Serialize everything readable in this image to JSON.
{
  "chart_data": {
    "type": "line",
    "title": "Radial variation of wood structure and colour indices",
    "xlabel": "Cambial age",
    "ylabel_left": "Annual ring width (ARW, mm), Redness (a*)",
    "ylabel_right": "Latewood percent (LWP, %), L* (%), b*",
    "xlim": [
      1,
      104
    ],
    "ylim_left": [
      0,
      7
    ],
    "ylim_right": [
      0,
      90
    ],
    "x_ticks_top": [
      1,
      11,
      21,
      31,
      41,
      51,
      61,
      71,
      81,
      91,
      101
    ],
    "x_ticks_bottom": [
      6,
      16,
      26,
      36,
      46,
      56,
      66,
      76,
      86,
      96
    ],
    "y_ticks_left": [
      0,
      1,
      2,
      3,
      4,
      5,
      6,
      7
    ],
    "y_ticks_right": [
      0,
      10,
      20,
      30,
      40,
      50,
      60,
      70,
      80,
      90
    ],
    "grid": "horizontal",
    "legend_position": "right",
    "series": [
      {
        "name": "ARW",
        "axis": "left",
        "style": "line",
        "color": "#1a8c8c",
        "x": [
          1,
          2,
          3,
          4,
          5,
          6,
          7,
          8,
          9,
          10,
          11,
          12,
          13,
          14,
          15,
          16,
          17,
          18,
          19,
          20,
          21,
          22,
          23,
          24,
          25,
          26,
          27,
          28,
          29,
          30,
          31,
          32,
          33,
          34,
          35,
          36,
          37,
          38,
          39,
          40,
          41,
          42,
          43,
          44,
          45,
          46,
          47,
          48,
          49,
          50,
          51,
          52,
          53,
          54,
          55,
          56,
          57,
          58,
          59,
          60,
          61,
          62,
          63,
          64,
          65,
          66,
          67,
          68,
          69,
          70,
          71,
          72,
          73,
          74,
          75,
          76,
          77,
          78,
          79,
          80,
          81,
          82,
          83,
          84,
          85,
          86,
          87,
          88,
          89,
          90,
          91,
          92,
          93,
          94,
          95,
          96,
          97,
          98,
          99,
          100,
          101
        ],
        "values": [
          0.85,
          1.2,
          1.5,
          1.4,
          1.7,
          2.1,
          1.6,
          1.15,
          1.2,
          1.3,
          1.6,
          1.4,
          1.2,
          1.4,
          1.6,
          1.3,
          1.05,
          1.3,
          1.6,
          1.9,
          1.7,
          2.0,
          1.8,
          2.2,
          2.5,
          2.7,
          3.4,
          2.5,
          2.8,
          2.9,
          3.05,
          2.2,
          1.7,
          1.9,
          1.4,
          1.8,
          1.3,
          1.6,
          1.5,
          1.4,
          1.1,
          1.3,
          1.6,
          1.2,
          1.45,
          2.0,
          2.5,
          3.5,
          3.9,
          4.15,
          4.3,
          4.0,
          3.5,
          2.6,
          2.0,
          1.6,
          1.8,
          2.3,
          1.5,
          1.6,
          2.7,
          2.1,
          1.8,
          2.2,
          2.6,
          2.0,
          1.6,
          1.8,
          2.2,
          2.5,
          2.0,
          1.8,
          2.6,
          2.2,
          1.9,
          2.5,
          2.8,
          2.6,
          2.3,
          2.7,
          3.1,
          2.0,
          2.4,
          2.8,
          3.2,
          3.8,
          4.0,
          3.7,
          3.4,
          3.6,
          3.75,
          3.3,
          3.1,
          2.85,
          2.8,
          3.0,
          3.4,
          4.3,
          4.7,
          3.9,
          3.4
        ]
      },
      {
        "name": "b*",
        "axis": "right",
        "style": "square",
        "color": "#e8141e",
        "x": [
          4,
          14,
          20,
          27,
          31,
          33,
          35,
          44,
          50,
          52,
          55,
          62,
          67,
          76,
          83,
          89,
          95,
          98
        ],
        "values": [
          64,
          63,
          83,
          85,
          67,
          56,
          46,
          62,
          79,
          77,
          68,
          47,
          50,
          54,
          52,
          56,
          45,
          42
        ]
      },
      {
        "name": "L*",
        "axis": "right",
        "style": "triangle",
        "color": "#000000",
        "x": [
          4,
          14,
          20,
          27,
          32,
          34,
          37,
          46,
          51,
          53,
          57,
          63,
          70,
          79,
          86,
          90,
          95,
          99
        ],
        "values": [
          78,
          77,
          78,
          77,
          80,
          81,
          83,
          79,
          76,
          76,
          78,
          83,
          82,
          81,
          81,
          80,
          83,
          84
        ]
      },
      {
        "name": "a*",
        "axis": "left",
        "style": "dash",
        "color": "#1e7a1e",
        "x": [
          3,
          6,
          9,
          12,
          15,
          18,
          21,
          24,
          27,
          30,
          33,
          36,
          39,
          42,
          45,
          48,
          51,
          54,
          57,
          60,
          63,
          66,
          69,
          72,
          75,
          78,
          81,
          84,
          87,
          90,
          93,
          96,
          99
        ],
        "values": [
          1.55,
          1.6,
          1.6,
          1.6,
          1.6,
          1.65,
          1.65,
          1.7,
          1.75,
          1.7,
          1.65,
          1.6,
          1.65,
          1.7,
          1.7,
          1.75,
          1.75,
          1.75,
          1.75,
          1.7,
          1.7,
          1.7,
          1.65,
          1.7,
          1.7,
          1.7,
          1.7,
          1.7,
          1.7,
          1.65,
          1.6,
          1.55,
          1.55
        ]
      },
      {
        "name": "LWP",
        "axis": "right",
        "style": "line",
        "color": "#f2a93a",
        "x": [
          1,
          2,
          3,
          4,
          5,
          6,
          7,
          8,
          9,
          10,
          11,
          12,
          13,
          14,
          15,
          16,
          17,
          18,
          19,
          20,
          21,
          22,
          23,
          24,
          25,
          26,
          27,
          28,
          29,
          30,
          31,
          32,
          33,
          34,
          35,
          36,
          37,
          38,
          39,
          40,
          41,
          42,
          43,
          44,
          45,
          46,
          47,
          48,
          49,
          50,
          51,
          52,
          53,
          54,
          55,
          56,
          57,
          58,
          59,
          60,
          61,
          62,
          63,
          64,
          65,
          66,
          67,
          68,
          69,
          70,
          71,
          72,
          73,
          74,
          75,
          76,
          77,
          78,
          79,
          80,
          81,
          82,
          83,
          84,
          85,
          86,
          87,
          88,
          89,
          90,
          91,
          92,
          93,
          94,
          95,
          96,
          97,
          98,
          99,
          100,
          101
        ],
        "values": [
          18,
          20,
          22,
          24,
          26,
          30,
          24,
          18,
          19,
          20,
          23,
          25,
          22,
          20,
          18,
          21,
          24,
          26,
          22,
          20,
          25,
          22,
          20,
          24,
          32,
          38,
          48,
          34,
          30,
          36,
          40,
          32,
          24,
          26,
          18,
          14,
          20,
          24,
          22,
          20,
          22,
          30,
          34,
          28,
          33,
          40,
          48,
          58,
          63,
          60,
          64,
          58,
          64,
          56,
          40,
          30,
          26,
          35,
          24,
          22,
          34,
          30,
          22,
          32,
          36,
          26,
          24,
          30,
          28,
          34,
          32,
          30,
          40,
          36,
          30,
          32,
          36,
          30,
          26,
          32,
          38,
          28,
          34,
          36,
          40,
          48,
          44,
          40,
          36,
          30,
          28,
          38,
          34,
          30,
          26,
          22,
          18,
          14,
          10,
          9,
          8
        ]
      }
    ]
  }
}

Exercise description:
Give the material above again, word for word.

Completed exercise:
Serialize everything readable in this image to JSON.
{
  "chart_data": {
    "type": "line",
    "title": "Radial variation of wood structure and colour indices",
    "xlabel": "Cambial age",
    "ylabel_left": "Annual ring width (ARW, mm), Redness (a*)",
    "ylabel_right": "Latewood percent (LWP, %), L* (%), b*",
    "xlim": [
      1,
      104
    ],
    "ylim_left": [
      0,
      7
    ],
    "ylim_right": [
      0,
      90
    ],
    "x_ticks_top": [
      1,
      11,
      21,
      31,
      41,
      51,
      61,
      71,
      81,
      91,
      101
    ],
    "x_ticks_bottom": [
      6,
      16,
      26,
      36,
      46,
      56,
      66,
      76,
      86,
      96
    ],
    "y_ticks_left": [
      0,
      1,
      2,
      3,
      4,
      5,
      6,
      7
    ],
    "y_ticks_right": [
      0,
      10,
      20,
      30,
      40,
      50,
      60,
      70,
      80,
      90
    ],
    "grid": "horizontal",
    "legend_position": "right",
    "series": [
      {
        "name": "ARW",
        "axis": "left",
        "style": "line",
        "color": "#1a8c8c",
        "x": [
          1,
          2,
          3,
          4,
          5,
          6,
          7,
          8,
          9,
          10,
          11,
          12,
          13,
          14,
          15,
          16,
          17,
          18,
          19,
          20,
          21,
          22,
          23,
          24,
          25,
          26,
          27,
          28,
          29,
          30,
          31,
          32,
          33,
          34,
          35,
          36,
          37,
          38,
          39,
          40,
          41,
          42,
          43,
          44,
          45,
          46,
          47,
          48,
          49,
          50,
          51,
          52,
          53,
          54,
          55,
          56,
          57,
          58,
          59,
          60,
          61,
          62,
          63,
          64,
          65,
          66,
          67,
          68,
          69,
          70,
          71,
          72,
          73,
          74,
          75,
          76,
          77,
          78,
          79,
          80,
          81,
          82,
          83,
          84,
          85,
          86,
          87,
          88,
          89,
          90,
          91,
          92,
          93,
          94,
          95,
          96,
          97,
          98,
          99,
          100,
          101
        ],
        "values": [
          0.85,
          1.2,
          1.5,
          1.4,
          1.7,
          2.1,
          1.6,
          1.15,
          1.2,
          1.3,
          1.6,
          1.4,
          1.2,
          1.4,
          1.6,
          1.3,
          1.05,
          1.3,
          1.6,
          1.9,
          1.7,
          2.0,
          1.8,
          2.2,
          2.5,
          2.7,
          3.4,
          2.5,
          2.8,
          2.9,
          3.05,
          2.2,
          1.7,
          1.9,
          1.4,
          1.8,
          1.3,
          1.6,
          1.5,
          1.4,
          1.1,
          1.3,
          1.6,
          1.2,
          1.45,
          2.0,
          2.5,
          3.5,
          3.9,
          4.15,
          4.3,
          4.0,
          3.5,
          2.6,
          2.0,
          1.6,
          1.8,
          2.3,
          1.5,
          1.6,
          2.7,
          2.1,
          1.8,
          2.2,
          2.6,
          2.0,
          1.6,
          1.8,
          2.2,
          2.5,
          2.0,
          1.8,
          2.6,
          2.2,
          1.9,
          2.5,
          2.8,
          2.6,
          2.3,
          2.7,
          3.1,
          2.0,
          2.4,
          2.8,
          3.2,
          3.8,
          4.0,
          3.7,
          3.4,
          3.6,
          3.75,
          3.3,
          3.1,
          2.85,
          2.8,
          3.0,
          3.4,
          4.3,
          4.7,
          3.9,
          3.4
        ]
      },
      {
        "name": "b*",
        "axis": "right",
        "style": "square",
        "color": "#e8141e",
        "x": [
          4,
          14,
          20,
          27,
          31,
          33,
          35,
          44,
          50,
          52,
          55,
          62,
          67,
          76,
          83,
          89,
          95,
          98
        ],
        "values": [
          64,
          63,
          83,
          85,
          67,
          56,
          46,
          62,
          79,
          77,
          68,
          47,
          50,
          54,
          52,
          56,
          45,
          42
        ]
      },
      {
        "name": "L*",
        "axis": "right",
        "style": "triangle",
        "color": "#000000",
        "x": [
          4,
          14,
          20,
          27,
          32,
          34,
          37,
          46,
          51,
          53,
          57,
          63,
          70,
          79,
          86,
          90,
          95,
          99
        ],
        "values": [
          78,
          77,
          78,
          77,
          80,
          81,
          83,
          79,
          76,
          76,
          78,
          83,
          82,
          81,
          81,
          80,
          83,
          84
        ]
      },
      {
        "name": "a*",
        "axis": "left",
        "style": "dash",
        "color": "#1e7a1e",
        "x": [
          3,
          6,
          9,
          12,
          15,
          18,
          21,
          24,
          27,
          30,
          33,
          36,
          39,
          42,
          45,
          48,
          51,
          54,
          57,
          60,
          63,
          66,
          69,
          72,
          75,
          78,
          81,
          84,
          87,
          90,
          93,
          96,
          99
        ],
        "values": [
          1.55,
          1.6,
          1.6,
          1.6,
          1.6,
          1.65,
          1.65,
          1.7,
          1.75,
          1.7,
          1.65,
          1.6,
          1.65,
          1.7,
          1.7,
          1.75,
          1.75,
          1.75,
          1.75,
          1.7,
          1.7,
          1.7,
          1.65,
          1.7,
          1.7,
          1.7,
          1.7,
          1.7,
          1.7,
          1.65,
          1.6,
          1.55,
          1.55
        ]
      },
      {
        "name": "LWP",
        "axis": "right",
        "style": "line",
        "color": "#f2a93a",
        "x": [
          1,
          2,
          3,
          4,
          5,
          6,
          7,
          8,
          9,
          10,
          11,
          12,
          13,
          14,
          15,
          16,
          17,
          18,
          19,
          20,
          21,
          22,
          23,
          24,
          25,
          26,
          27,
          28,
          29,
          30,
          31,
          32,
          33,
          34,
          35,
          36,
          37,
          38,
          39,
          40,
          41,
          42,
          43,
          44,
          45,
          46,
          47,
          48,
          49,
          50,
          51,
          52,
          53,
          54,
          55,
          56,
          57,
          58,
          59,
          60,
          61,
          62,
          63,
          64,
          65,
          66,
          67,
          68,
          69,
          70,
          71,
          72,
          73,
          74,
          75,
          76,
          77,
          78,
          79,
          80,
          81,
          82,
          83,
          84,
          85,
          86,
          87,
          88,
          89,
          90,
          91,
          92,
          93,
          94,
          95,
          96,
          97,
          98,
          99,
          100,
          101
        ],
        "values": [
          18,
          20,
          22,
          24,
          26,
          30,
          24,
          18,
          19,
          20,
          23,
          25,
          22,
          20,
          18,
          21,
          24,
          26,
          22,
          20,
          25,
          22,
          20,
          24,
          32,
          38,
          48,
          34,
          30,
          36,
          40,
          32,
          24,
          26,
          18,
          14,
          20,
          24,
          22,
          20,
          22,
          30,
          34,
          28,
          33,
          40,
          48,
          58,
          63,
          60,
          64,
          58,
          64,
          56,
          40,
          30,
          26,
          35,
          24,
          22,
          34,
          30,
          22,
          32,
          36,
          26,
          24,
          30,
          28,
          34,
          32,
          30,
          40,
          36,
          30,
          32,
          36,
          30,
          26,
          32,
          38,
          28,
          34,
          36,
          40,
          48,
          44,
          40,
          36,
          30,
          28,
          38,
          34,
          30,
          26,
          22,
          18,
          14,
          10,
          9,
          8
        ]
      }
    ]
  }
}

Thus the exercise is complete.